Part of a data file –

────

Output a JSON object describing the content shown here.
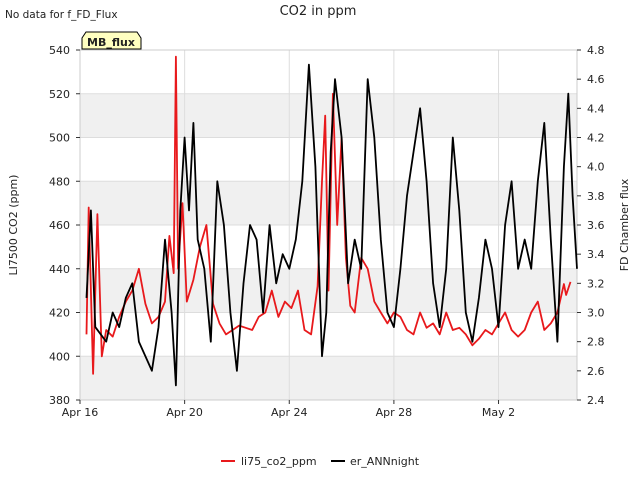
{
  "no_data_note": "No data for f_FD_Flux",
  "site_badge": "MB_flux",
  "colors": {
    "li75": "#e8191c",
    "ann": "#000000",
    "band": "#f0f0f0",
    "badge_bg": "#ffffc0",
    "badge_text": "#8b0000"
  },
  "chart_data": {
    "type": "line",
    "title": "CO2 in ppm",
    "ylabel": "LI7500 CO2 (ppm)",
    "y2label": "FD Chamber flux",
    "xlim": [
      "2024-04-16",
      "2024-05-05"
    ],
    "ylim": [
      380,
      540
    ],
    "y2lim": [
      2.4,
      4.8
    ],
    "x_ticks": [
      {
        "date": "2024-04-16",
        "label": "Apr 16"
      },
      {
        "date": "2024-04-20",
        "label": "Apr 20"
      },
      {
        "date": "2024-04-24",
        "label": "Apr 24"
      },
      {
        "date": "2024-04-28",
        "label": "Apr 28"
      },
      {
        "date": "2024-05-02",
        "label": "May 2"
      }
    ],
    "y_ticks": [
      380,
      400,
      420,
      440,
      460,
      480,
      500,
      520,
      540
    ],
    "y2_ticks": [
      "2.4",
      "2.6",
      "2.8",
      "3.0",
      "3.2",
      "3.4",
      "3.6",
      "3.8",
      "4.0",
      "4.2",
      "4.4",
      "4.6",
      "4.8"
    ],
    "grid": true,
    "legend_position": "bottom",
    "series": [
      {
        "name": "li75_co2_ppm",
        "axis": "left",
        "points": [
          [
            "2024-04-16 06:00",
            410
          ],
          [
            "2024-04-16 08:00",
            468
          ],
          [
            "2024-04-16 12:00",
            392
          ],
          [
            "2024-04-16 16:00",
            465
          ],
          [
            "2024-04-16 20:00",
            400
          ],
          [
            "2024-04-17 00:00",
            412
          ],
          [
            "2024-04-17 06:00",
            409
          ],
          [
            "2024-04-17 12:00",
            418
          ],
          [
            "2024-04-17 18:00",
            425
          ],
          [
            "2024-04-18 00:00",
            430
          ],
          [
            "2024-04-18 06:00",
            440
          ],
          [
            "2024-04-18 12:00",
            424
          ],
          [
            "2024-04-18 18:00",
            415
          ],
          [
            "2024-04-19 00:00",
            418
          ],
          [
            "2024-04-19 06:00",
            425
          ],
          [
            "2024-04-19 10:00",
            455
          ],
          [
            "2024-04-19 14:00",
            438
          ],
          [
            "2024-04-19 16:00",
            537
          ],
          [
            "2024-04-19 18:00",
            440
          ],
          [
            "2024-04-19 22:00",
            470
          ],
          [
            "2024-04-20 02:00",
            425
          ],
          [
            "2024-04-20 08:00",
            435
          ],
          [
            "2024-04-20 14:00",
            450
          ],
          [
            "2024-04-20 20:00",
            460
          ],
          [
            "2024-04-21 02:00",
            424
          ],
          [
            "2024-04-21 08:00",
            415
          ],
          [
            "2024-04-21 14:00",
            410
          ],
          [
            "2024-04-21 20:00",
            412
          ],
          [
            "2024-04-22 02:00",
            414
          ],
          [
            "2024-04-22 08:00",
            413
          ],
          [
            "2024-04-22 14:00",
            412
          ],
          [
            "2024-04-22 20:00",
            418
          ],
          [
            "2024-04-23 02:00",
            420
          ],
          [
            "2024-04-23 08:00",
            430
          ],
          [
            "2024-04-23 14:00",
            418
          ],
          [
            "2024-04-23 20:00",
            425
          ],
          [
            "2024-04-24 02:00",
            422
          ],
          [
            "2024-04-24 08:00",
            430
          ],
          [
            "2024-04-24 14:00",
            412
          ],
          [
            "2024-04-24 20:00",
            410
          ],
          [
            "2024-04-25 02:00",
            432
          ],
          [
            "2024-04-25 06:00",
            480
          ],
          [
            "2024-04-25 09:00",
            510
          ],
          [
            "2024-04-25 12:00",
            430
          ],
          [
            "2024-04-25 16:00",
            520
          ],
          [
            "2024-04-25 20:00",
            460
          ],
          [
            "2024-04-26 00:00",
            500
          ],
          [
            "2024-04-26 04:00",
            445
          ],
          [
            "2024-04-26 08:00",
            423
          ],
          [
            "2024-04-26 12:00",
            420
          ],
          [
            "2024-04-26 18:00",
            445
          ],
          [
            "2024-04-27 00:00",
            440
          ],
          [
            "2024-04-27 06:00",
            425
          ],
          [
            "2024-04-27 12:00",
            420
          ],
          [
            "2024-04-27 18:00",
            415
          ],
          [
            "2024-04-28 00:00",
            420
          ],
          [
            "2024-04-28 06:00",
            418
          ],
          [
            "2024-04-28 12:00",
            412
          ],
          [
            "2024-04-28 18:00",
            410
          ],
          [
            "2024-04-29 00:00",
            420
          ],
          [
            "2024-04-29 06:00",
            413
          ],
          [
            "2024-04-29 12:00",
            415
          ],
          [
            "2024-04-29 18:00",
            410
          ],
          [
            "2024-04-30 00:00",
            420
          ],
          [
            "2024-04-30 06:00",
            412
          ],
          [
            "2024-04-30 12:00",
            413
          ],
          [
            "2024-04-30 18:00",
            410
          ],
          [
            "2024-05-01 00:00",
            405
          ],
          [
            "2024-05-01 06:00",
            408
          ],
          [
            "2024-05-01 12:00",
            412
          ],
          [
            "2024-05-01 18:00",
            410
          ],
          [
            "2024-05-02 00:00",
            415
          ],
          [
            "2024-05-02 06:00",
            420
          ],
          [
            "2024-05-02 12:00",
            412
          ],
          [
            "2024-05-02 18:00",
            409
          ],
          [
            "2024-05-03 00:00",
            412
          ],
          [
            "2024-05-03 06:00",
            420
          ],
          [
            "2024-05-03 12:00",
            425
          ],
          [
            "2024-05-03 18:00",
            412
          ],
          [
            "2024-05-04 00:00",
            415
          ],
          [
            "2024-05-04 06:00",
            420
          ],
          [
            "2024-05-04 12:00",
            433
          ],
          [
            "2024-05-04 14:00",
            428
          ],
          [
            "2024-05-04 18:00",
            434
          ]
        ]
      },
      {
        "name": "er_ANNnight",
        "axis": "right",
        "points": [
          [
            "2024-04-16 06:00",
            3.1
          ],
          [
            "2024-04-16 10:00",
            3.7
          ],
          [
            "2024-04-16 14:00",
            2.9
          ],
          [
            "2024-04-17 00:00",
            2.8
          ],
          [
            "2024-04-17 06:00",
            3.0
          ],
          [
            "2024-04-17 12:00",
            2.9
          ],
          [
            "2024-04-17 18:00",
            3.1
          ],
          [
            "2024-04-18 00:00",
            3.2
          ],
          [
            "2024-04-18 06:00",
            2.8
          ],
          [
            "2024-04-18 12:00",
            2.7
          ],
          [
            "2024-04-18 18:00",
            2.6
          ],
          [
            "2024-04-19 00:00",
            2.9
          ],
          [
            "2024-04-19 06:00",
            3.5
          ],
          [
            "2024-04-19 12:00",
            3.0
          ],
          [
            "2024-04-19 16:00",
            2.5
          ],
          [
            "2024-04-19 20:00",
            3.7
          ],
          [
            "2024-04-20 00:00",
            4.2
          ],
          [
            "2024-04-20 04:00",
            3.7
          ],
          [
            "2024-04-20 08:00",
            4.3
          ],
          [
            "2024-04-20 12:00",
            3.5
          ],
          [
            "2024-04-20 18:00",
            3.3
          ],
          [
            "2024-04-21 00:00",
            2.8
          ],
          [
            "2024-04-21 06:00",
            3.9
          ],
          [
            "2024-04-21 12:00",
            3.6
          ],
          [
            "2024-04-21 18:00",
            3.0
          ],
          [
            "2024-04-22 00:00",
            2.6
          ],
          [
            "2024-04-22 06:00",
            3.2
          ],
          [
            "2024-04-22 12:00",
            3.6
          ],
          [
            "2024-04-22 18:00",
            3.5
          ],
          [
            "2024-04-23 00:00",
            3.0
          ],
          [
            "2024-04-23 06:00",
            3.6
          ],
          [
            "2024-04-23 12:00",
            3.2
          ],
          [
            "2024-04-23 18:00",
            3.4
          ],
          [
            "2024-04-24 00:00",
            3.3
          ],
          [
            "2024-04-24 06:00",
            3.5
          ],
          [
            "2024-04-24 12:00",
            3.9
          ],
          [
            "2024-04-24 18:00",
            4.7
          ],
          [
            "2024-04-25 00:00",
            4.0
          ],
          [
            "2024-04-25 06:00",
            2.7
          ],
          [
            "2024-04-25 10:00",
            3.0
          ],
          [
            "2024-04-25 14:00",
            4.1
          ],
          [
            "2024-04-25 18:00",
            4.6
          ],
          [
            "2024-04-26 00:00",
            4.2
          ],
          [
            "2024-04-26 06:00",
            3.2
          ],
          [
            "2024-04-26 12:00",
            3.5
          ],
          [
            "2024-04-26 18:00",
            3.3
          ],
          [
            "2024-04-27 00:00",
            4.6
          ],
          [
            "2024-04-27 06:00",
            4.2
          ],
          [
            "2024-04-27 12:00",
            3.5
          ],
          [
            "2024-04-27 18:00",
            3.0
          ],
          [
            "2024-04-28 00:00",
            2.9
          ],
          [
            "2024-04-28 06:00",
            3.3
          ],
          [
            "2024-04-28 12:00",
            3.8
          ],
          [
            "2024-04-28 18:00",
            4.1
          ],
          [
            "2024-04-29 00:00",
            4.4
          ],
          [
            "2024-04-29 06:00",
            3.9
          ],
          [
            "2024-04-29 12:00",
            3.2
          ],
          [
            "2024-04-29 18:00",
            2.9
          ],
          [
            "2024-04-30 00:00",
            3.3
          ],
          [
            "2024-04-30 06:00",
            4.2
          ],
          [
            "2024-04-30 12:00",
            3.7
          ],
          [
            "2024-04-30 18:00",
            3.0
          ],
          [
            "2024-05-01 00:00",
            2.8
          ],
          [
            "2024-05-01 06:00",
            3.1
          ],
          [
            "2024-05-01 12:00",
            3.5
          ],
          [
            "2024-05-01 18:00",
            3.3
          ],
          [
            "2024-05-02 00:00",
            2.9
          ],
          [
            "2024-05-02 06:00",
            3.6
          ],
          [
            "2024-05-02 12:00",
            3.9
          ],
          [
            "2024-05-02 18:00",
            3.3
          ],
          [
            "2024-05-03 00:00",
            3.5
          ],
          [
            "2024-05-03 06:00",
            3.3
          ],
          [
            "2024-05-03 12:00",
            3.9
          ],
          [
            "2024-05-03 18:00",
            4.3
          ],
          [
            "2024-05-04 00:00",
            3.5
          ],
          [
            "2024-05-04 06:00",
            2.8
          ],
          [
            "2024-05-04 12:00",
            4.0
          ],
          [
            "2024-05-04 16:00",
            4.5
          ],
          [
            "2024-05-04 20:00",
            3.8
          ],
          [
            "2024-05-05 00:00",
            3.3
          ]
        ]
      }
    ]
  }
}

────

Task goal – Pull out each line of the entries that contains "date".

Reply –
        "date": "2024-04-16",
        "date": "2024-04-20",
        "date": "2024-04-24",
        "date": "2024-04-28",
        "date": "2024-05-02",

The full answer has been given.